**TASK OBJECTIVE**: Reproduce every line of the data below verbatim, changing nothing.

**DATA PROVIDED**:
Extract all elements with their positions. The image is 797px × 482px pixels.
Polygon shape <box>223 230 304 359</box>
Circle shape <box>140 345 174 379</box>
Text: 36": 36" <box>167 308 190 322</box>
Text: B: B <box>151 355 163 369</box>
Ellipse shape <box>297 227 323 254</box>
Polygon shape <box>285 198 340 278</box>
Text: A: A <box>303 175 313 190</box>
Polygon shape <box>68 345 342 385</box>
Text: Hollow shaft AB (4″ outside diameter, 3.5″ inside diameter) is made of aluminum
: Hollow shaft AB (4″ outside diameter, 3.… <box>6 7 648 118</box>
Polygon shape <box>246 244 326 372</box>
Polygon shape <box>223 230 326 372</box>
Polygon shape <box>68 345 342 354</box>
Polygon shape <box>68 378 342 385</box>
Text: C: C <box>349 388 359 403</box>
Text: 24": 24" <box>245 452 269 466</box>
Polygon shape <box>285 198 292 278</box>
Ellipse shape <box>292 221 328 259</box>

**RESULT FOR THIS EXERCISE**:
Extract all elements with their positions. The image is 797px × 482px pixels.
Polygon shape <box>223 230 304 359</box>
Circle shape <box>140 345 174 379</box>
Text: 36": 36" <box>167 308 190 322</box>
Text: B: B <box>151 355 163 369</box>
Ellipse shape <box>297 227 323 254</box>
Polygon shape <box>285 198 340 278</box>
Text: A: A <box>303 175 313 190</box>
Polygon shape <box>68 345 342 385</box>
Text: Hollow shaft AB (4″ outside diameter, 3.5″ inside diameter) is made of aluminum
: Hollow shaft AB (4″ outside diameter, 3.… <box>6 7 648 118</box>
Polygon shape <box>246 244 326 372</box>
Polygon shape <box>223 230 326 372</box>
Polygon shape <box>68 345 342 354</box>
Polygon shape <box>68 378 342 385</box>
Text: C: C <box>349 388 359 403</box>
Text: 24": 24" <box>245 452 269 466</box>
Polygon shape <box>285 198 292 278</box>
Ellipse shape <box>292 221 328 259</box>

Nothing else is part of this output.